WRITTEN REQUEST = Copy every line that holds "burns".

[Dataset excerpt]
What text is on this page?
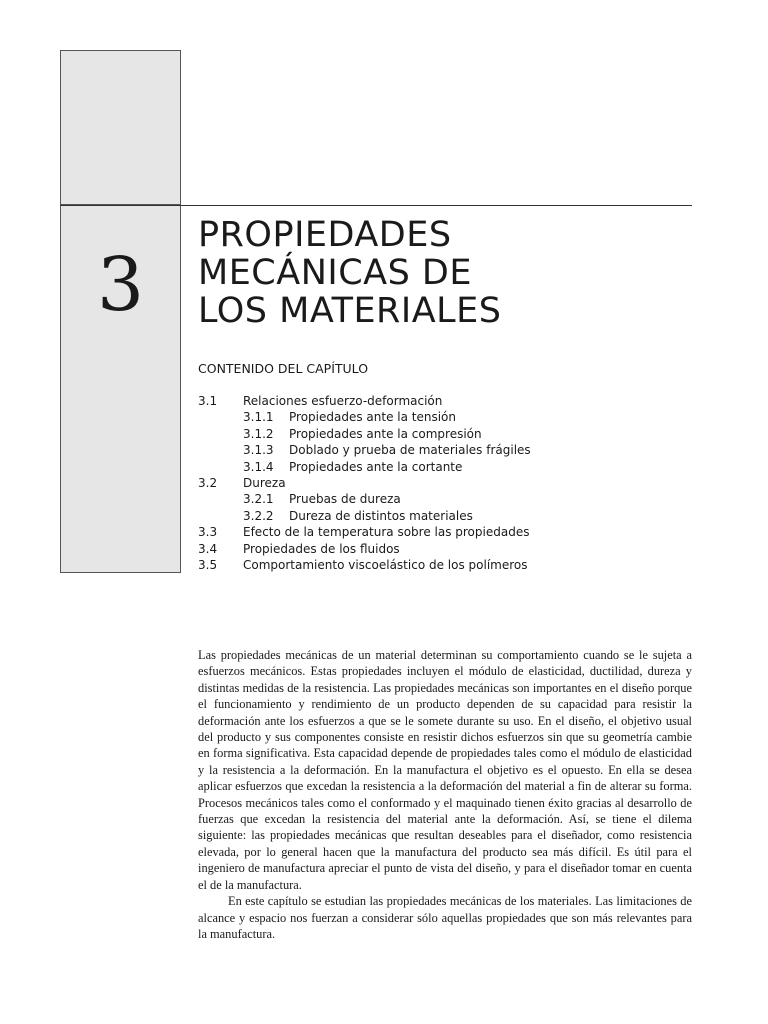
3
PROPIEDADES
MECÁNICAS DE
LOS MATERIALES
CONTENIDO DEL CAPÍTULO
3.1 Relaciones esfuerzo-deformación
3.1.1 Propiedades ante la tensión
3.1.2 Propiedades ante la compresión
3.1.3 Doblado y prueba de materiales frágiles
3.1.4 Propiedades ante la cortante
3.2 Dureza
3.2.1 Pruebas de dureza
3.2.2 Dureza de distintos materiales
3.3 Efecto de la temperatura sobre las propiedades
3.4 Propiedades de los fluidos
3.5 Comportamiento viscoelástico de los polímeros

Las propiedades mecánicas de un material determinan su comportamiento cuando se le sujeta a esfuerzos mecánicos. Estas propiedades incluyen el módulo de elasticidad, ductilidad, dureza y distintas medidas de la resistencia. Las propiedades mecánicas son importantes en el diseño porque el funcionamiento y rendimiento de un producto dependen de su capacidad para resistir la deformación ante los esfuerzos a que se le somete durante su uso. En el diseño, el objetivo usual del producto y sus componentes consiste en resistir dichos esfuerzos sin que su geometría cambie en forma significativa. Esta capacidad depende de propiedades tales como el módulo de elasticidad y la resistencia a la deformación. En la manufactura el objetivo es el opuesto. En ella se desea aplicar esfuerzos que excedan la resistencia a la deformación del material a fin de alterar su forma. Procesos mecánicos tales como el conformado y el maquinado tienen éxito gracias al desarrollo de fuerzas que excedan la resistencia del material ante la deformación. Así, se tiene el dilema siguiente: las propiedades mecánicas que resultan deseables para el diseñador, como resistencia elevada, por lo general hacen que la manufactura del producto sea más difícil. Es útil para el ingeniero de manufactura apreciar el punto de vista del diseño, y para el diseñador tomar en cuenta el de la manufactura.

En este capítulo se estudian las propiedades mecánicas de los materiales. Las limitaciones de alcance y espacio nos fuerzan a considerar sólo aquellas propiedades que son más relevantes para la manufactura.
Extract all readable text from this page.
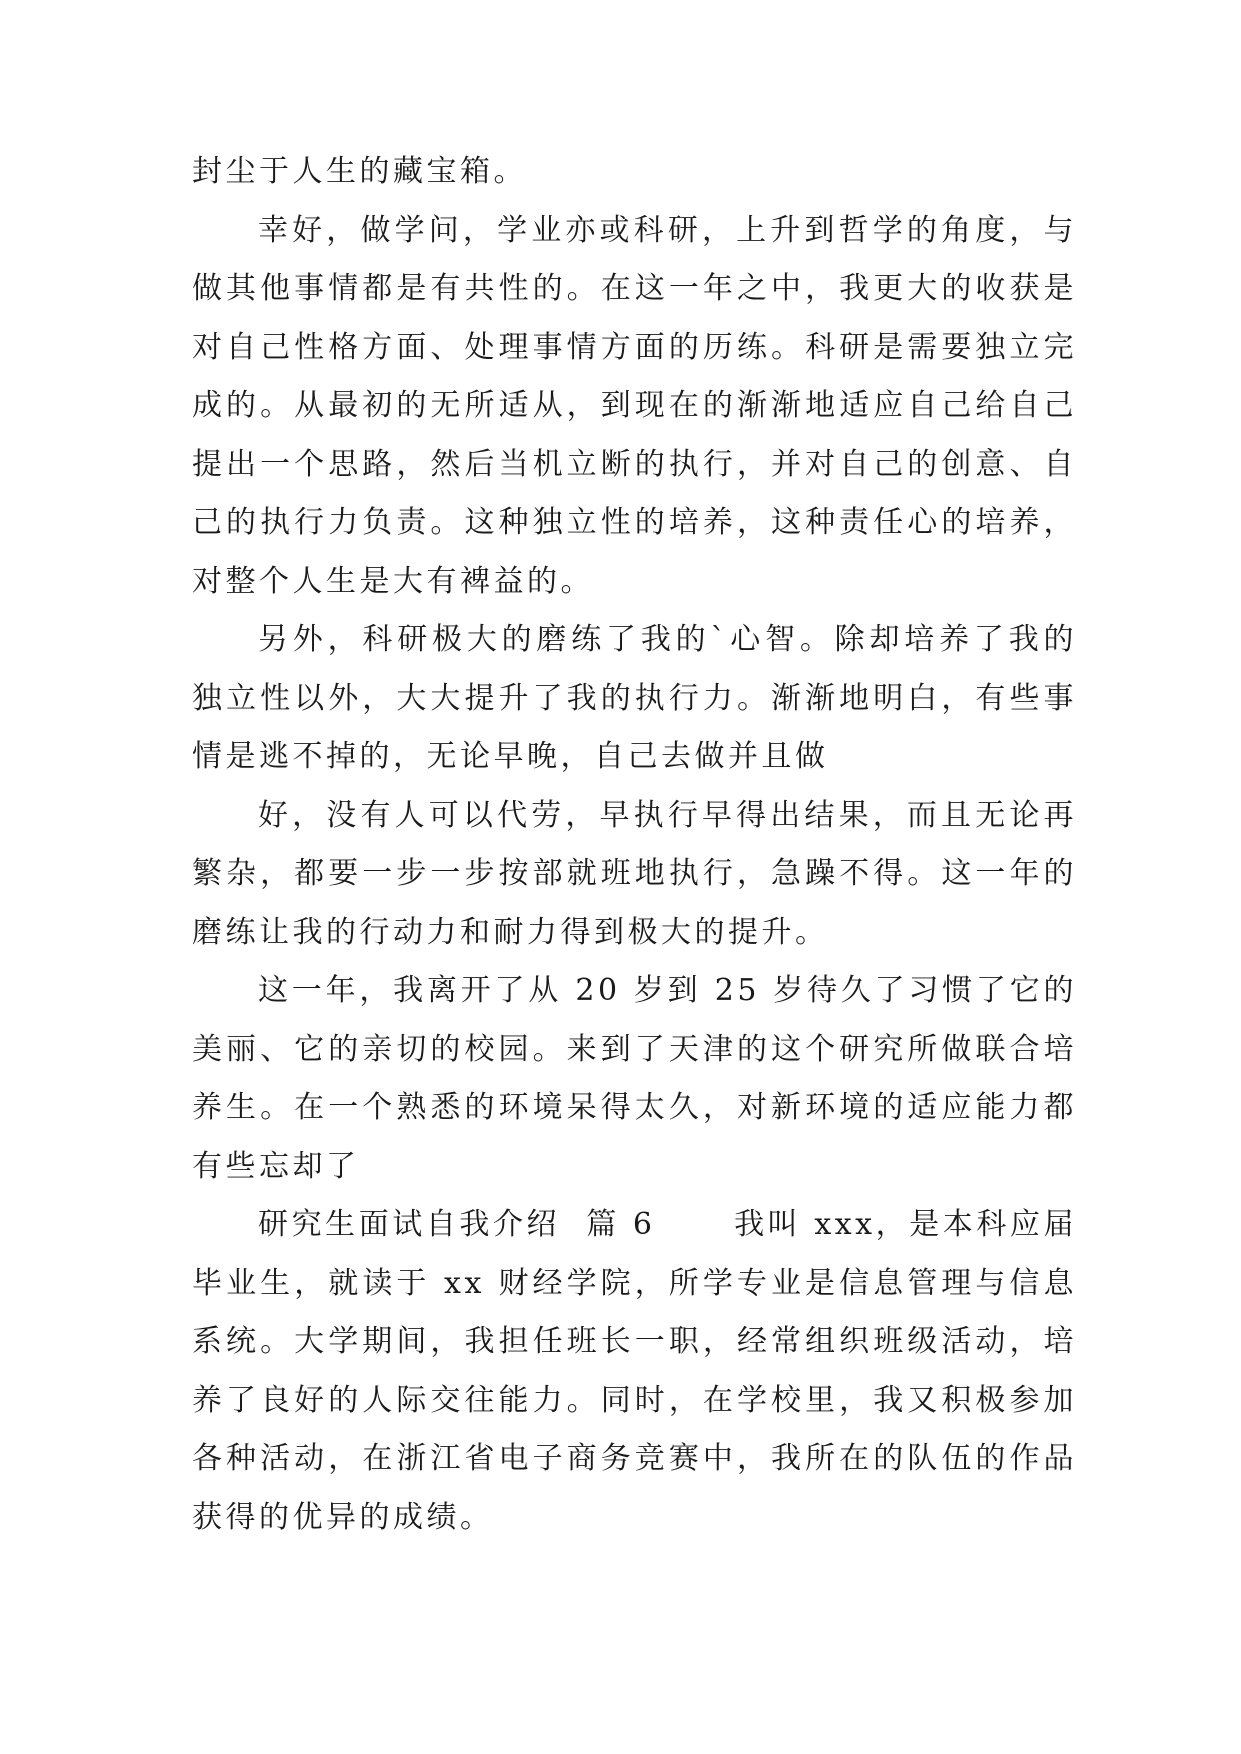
封尘于人生的藏宝箱。

幸好，做学问，学业亦或科研，上升到哲学的角度，与做其他事情都是有共性的。在这一年之中，我更大的收获是对自己性格方面、处理事情方面的历练。科研是需要独立完成的。从最初的无所适从，到现在的渐渐地适应自己给自己提出一个思路，然后当机立断的执行，并对自己的创意、自己的执行力负责。这种独立性的培养，这种责任心的培养，对整个人生是大有裨益的。

另外，科研极大的磨练了我的`心智。除却培养了我的独立性以外，大大提升了我的执行力。渐渐地明白，有些事情是逃不掉的，无论早晚，自己去做并且做

好，没有人可以代劳，早执行早得出结果，而且无论再繁杂，都要一步一步按部就班地执行，急躁不得。这一年的磨练让我的行动力和耐力得到极大的提升。

这一年，我离开了从 20 岁到 25 岁待久了习惯了它的美丽、它的亲切的校园。来到了天津的这个研究所做联合培养生。在一个熟悉的环境呆得太久，对新环境的适应能力都有些忘却了

研究生面试自我介绍  篇 6      我叫 xxx，是本科应届毕业生，就读于 xx 财经学院，所学专业是信息管理与信息系统。大学期间，我担任班长一职，经常组织班级活动，培养了良好的人际交往能力。同时，在学校里，我又积极参加各种活动，在浙江省电子商务竞赛中，我所在的队伍的作品获得的优异的成绩。
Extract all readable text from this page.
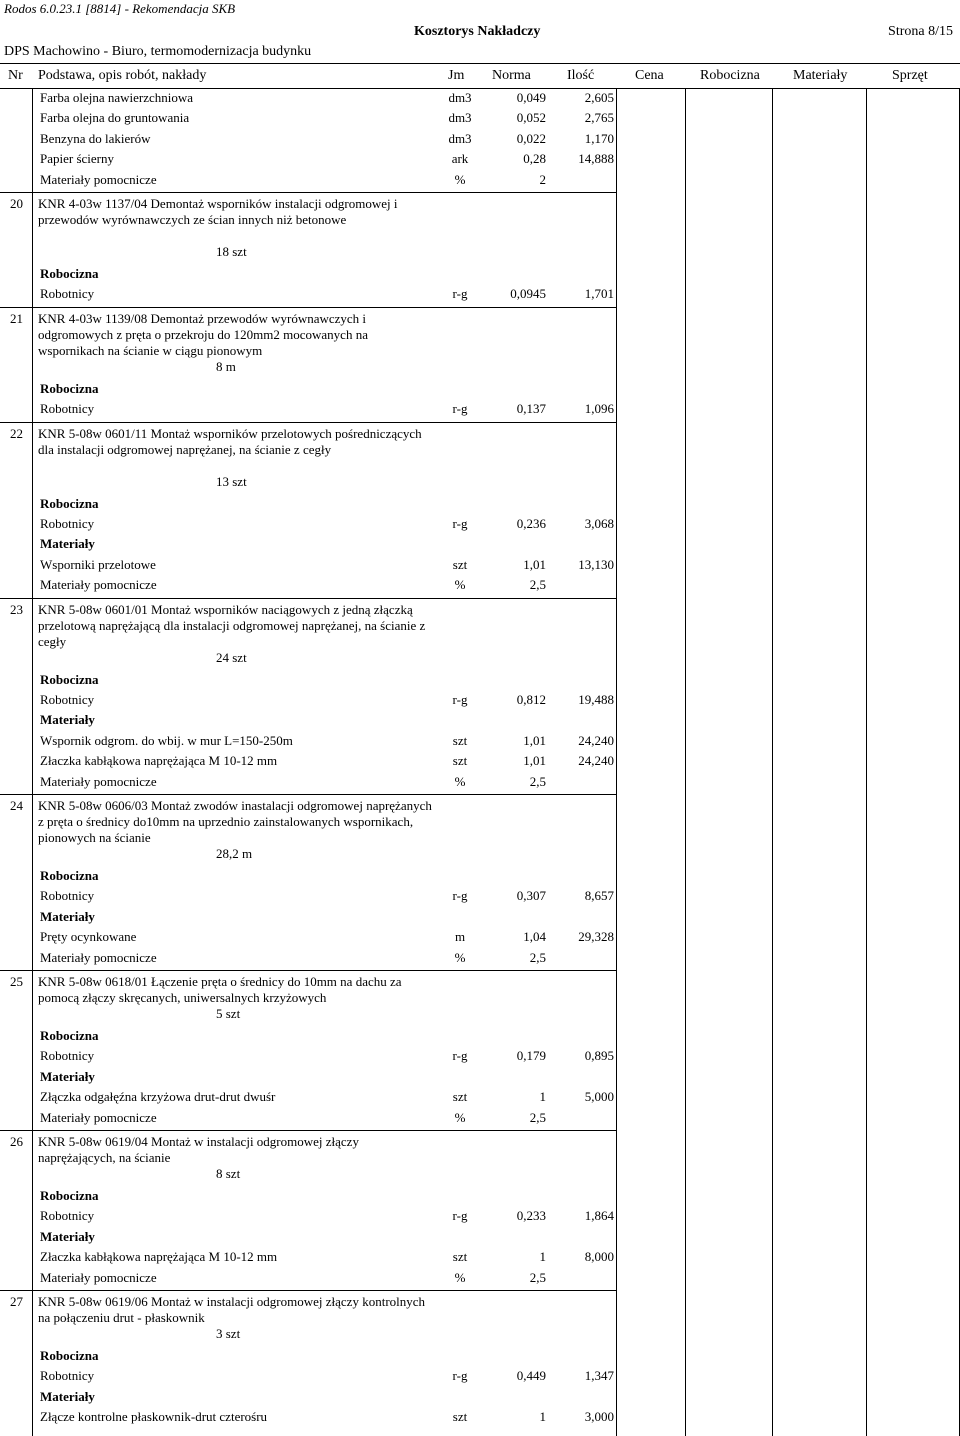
Rodos 6.0.23.1 [8814] - Rekomendacja SKB
Kosztorys Nakładczy	Strona 8/15
DPS Machowino - Biuro, termomodernizacja budynku
Nr Podstawa, opis robót, nakłady	Jm Norma	Ilość	Cena	Robocizna Materiały	Sprzęt
Farba olejna nawierzchniowa	dm3	0,049	2,605
Farba olejna do gruntowania	dm3	0,052	2,765
Benzyna do lakierów	dm3	0,022	1,170
Papier ścierny	ark	0,28	14,888
Materiały pomocnicze	%	2
20 KNR 4-03w 1137/04 Demontaż wsporników instalacji odgromowej i przewodów wyrównawczych ze ścian innych niż betonowe
18 szt
Robocizna
Robotnicy	r-g	0,0945	1,701
21 KNR 4-03w 1139/08 Demontaż przewodów wyrównawczych i odgromowych z pręta o przekroju do 120mm2 mocowanych na wspornikach na ścianie w ciągu pionowym
8 m
Robocizna
Robotnicy	r-g	0,137	1,096
22 KNR 5-08w 0601/11 Montaż wsporników przelotowych pośredniczących dla instalacji odgromowej naprężanej, na ścianie z cegły
13 szt
Robocizna
Robotnicy	r-g	0,236	3,068
Materiały
Wsporniki przelotowe	szt	1,01	13,130
Materiały pomocnicze	%	2,5
23 KNR 5-08w 0601/01 Montaż wsporników naciągowych z jedną złączką przelotową naprężającą dla instalacji odgromowej naprężanej, na ścianie z cegły
24 szt
Robocizna
Robotnicy	r-g	0,812	19,488
Materiały
Wspornik odgrom. do wbij. w mur L=150-250m	szt	1,01	24,240
Złaczka kabłąkowa naprężająca M 10-12 mm	szt	1,01	24,240
Materiały pomocnicze	%	2,5
24 KNR 5-08w 0606/03 Montaż zwodów inastalacji odgromowej naprężanych z pręta o średnicy do10mm na uprzednio zainstalowanych wspornikach, pionowych na ścianie
28,2 m
Robocizna
Robotnicy	r-g	0,307	8,657
Materiały
Pręty ocynkowane	m	1,04	29,328
Materiały pomocnicze	%	2,5
25 KNR 5-08w 0618/01 Łączenie pręta o średnicy do 10mm na dachu za pomocą złączy skręcanych, uniwersalnych krzyżowych
5 szt
Robocizna
Robotnicy	r-g	0,179	0,895
Materiały
Złączka odgałęźna krzyżowa drut-drut dwuśr	szt	1	5,000
Materiały pomocnicze	%	2,5
26 KNR 5-08w 0619/04 Montaż w instalacji odgromowej złączy naprężających, na ścianie
8 szt
Robocizna
Robotnicy	r-g	0,233	1,864
Materiały
Złaczka kabłąkowa naprężająca M 10-12 mm	szt	1	8,000
Materiały pomocnicze	%	2,5
27 KNR 5-08w 0619/06 Montaż w instalacji odgromowej złączy kontrolnych na połączeniu drut - płaskownik
3 szt
Robocizna
Robotnicy	r-g	0,449	1,347
Materiały
Złącze kontrolne płaskownik-drut czterośru	szt	1	3,000
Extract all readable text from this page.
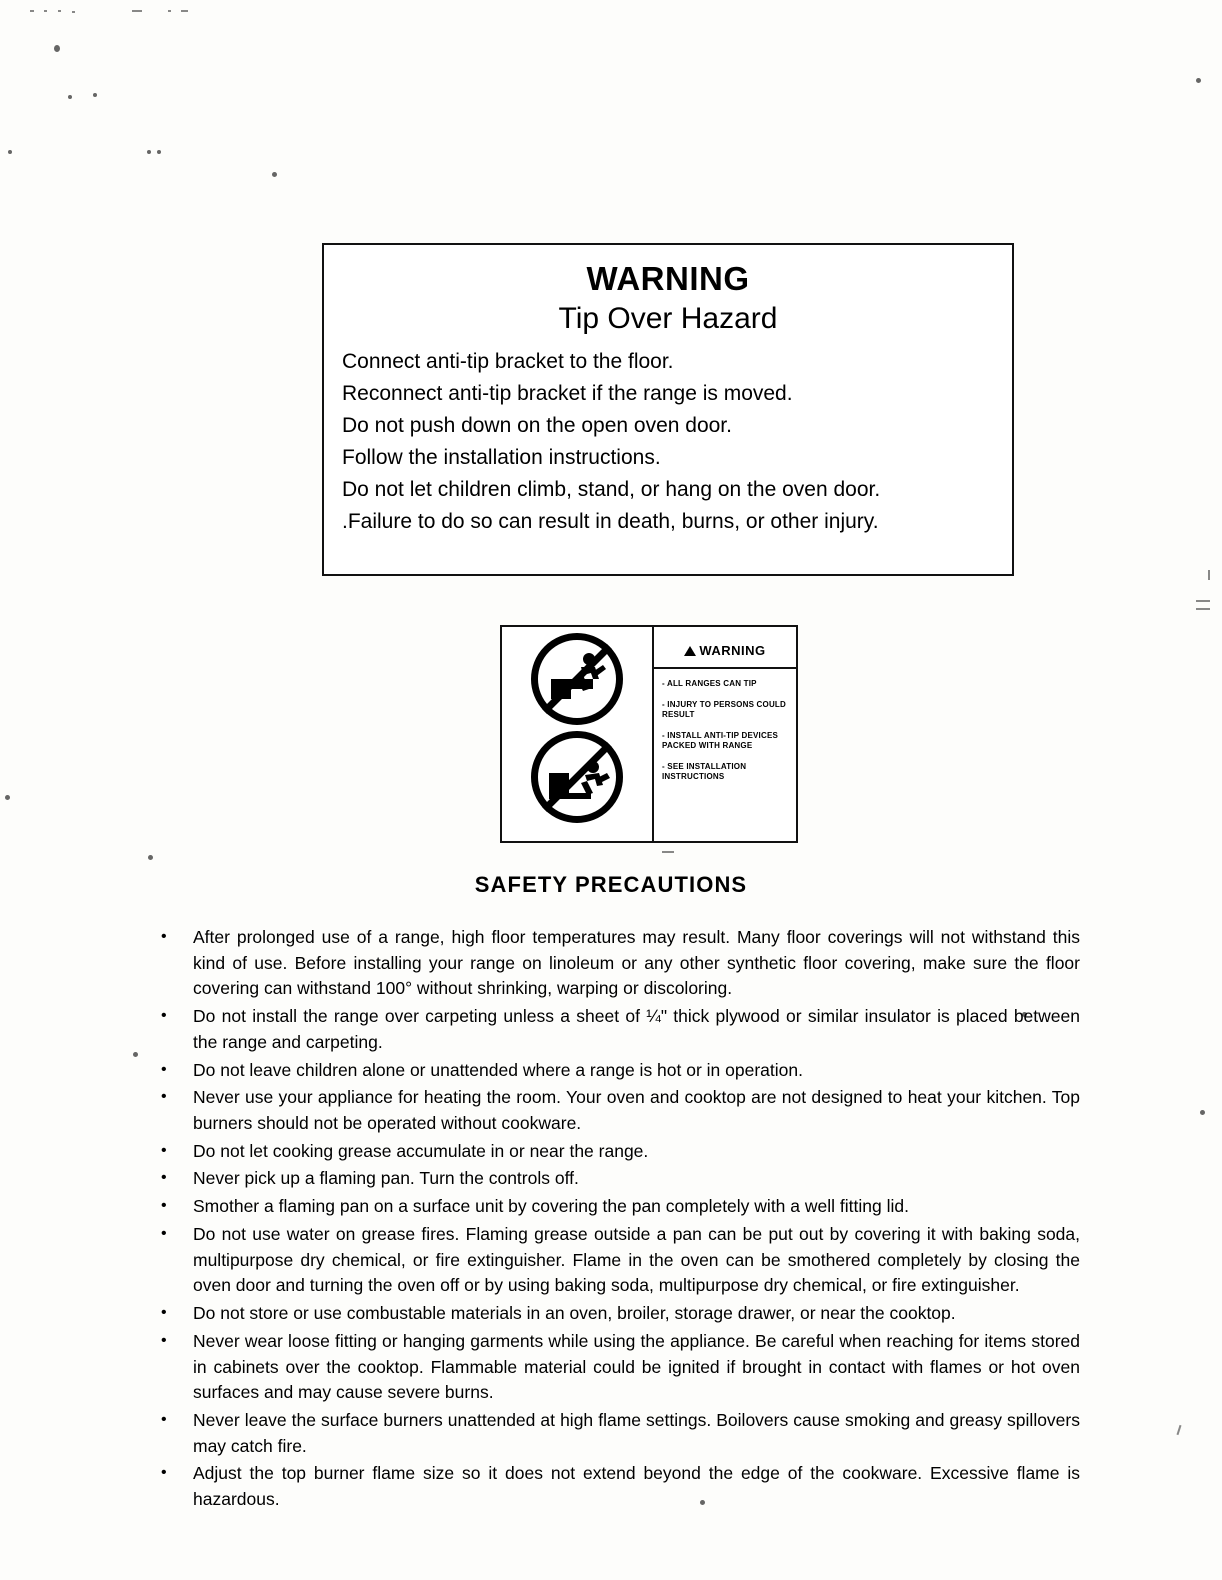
WARNING
Tip Over Hazard
Connect anti-tip bracket to the floor.
Reconnect anti-tip bracket if the range is moved.
Do not push down on the open oven door.
Follow the installation instructions.
Do not let children climb, stand, or hang on the oven door.
.Failure to do so can result in death, burns, or other injury.
WARNING
- ALL RANGES CAN TIP
- INJURY TO PERSONS COULD RESULT
- INSTALL ANTI-TIP DEVICES PACKED WITH RANGE
- SEE INSTALLATION INSTRUCTIONS
SAFETY PRECAUTIONS
•	After prolonged use of a range, high floor temperatures may result. Many floor coverings will not withstand this kind of use. Before installing your range on linoleum or any other synthetic floor covering, make sure the floor covering can withstand 100° without shrinking, warping or discoloring.
•	Do not install the range over carpeting unless a sheet of ¼" thick plywood or similar insulator is placed between the range and carpeting.
•	Do not leave children alone or unattended where a range is hot or in operation.
•	Never use your appliance for heating the room. Your oven and cooktop are not designed to heat your kitchen. Top burners should not be operated without cookware.
•	Do not let cooking grease accumulate in or near the range.
•	Never pick up a flaming pan. Turn the controls off.
•	Smother a flaming pan on a surface unit by covering the pan completely with a well fitting lid.
•	Do not use water on grease fires. Flaming grease outside a pan can be put out by covering it with baking soda, multipurpose dry chemical, or fire extinguisher. Flame in the oven can be smothered completely by closing the oven door and turning the oven off or by using baking soda, multipurpose dry chemical, or fire extinguisher.
•	Do not store or use combustable materials in an oven, broiler, storage drawer, or near the cooktop.
•	Never wear loose fitting or hanging garments while using the appliance. Be careful when reaching for items stored in cabinets over the cooktop. Flammable material could be ignited if brought in contact with flames or hot oven surfaces and may cause severe burns.
•	Never leave the surface burners unattended at high flame settings. Boilovers cause smoking and greasy spillovers may catch fire.
•	Adjust the top burner flame size so it does not extend beyond the edge of the cookware. Excessive flame is hazardous.
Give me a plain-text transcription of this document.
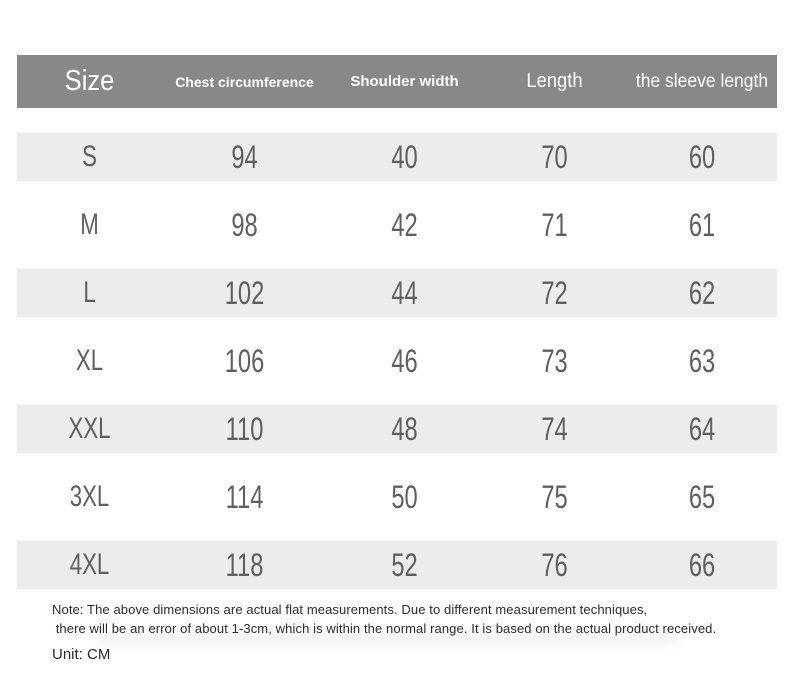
Size	Chest circumference	Shoulder width	Length	the sleeve length
S	94	40	70	60
M	98	42	71	61
L	102	44	72	62
XL	106	46	73	63
XXL	110	48	74	64
3XL	114	50	75	65
4XL	118	52	76	66
Note: The above dimensions are actual flat measurements. Due to different measurement techniques,
there will be an error of about 1-3cm, which is within the normal range. It is based on the actual product received.
Unit: CM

WRITTEN SOLUTION =
.Failure to do so can result in death, burns, or other injury.
•	Never wear loose fitting or hanging garments while using the appliance. Be careful when reaching for items stored in cabinets over the cooktop. Flammable material could be ignited if brought in contact with flames or hot oven surfaces and may cause severe burns.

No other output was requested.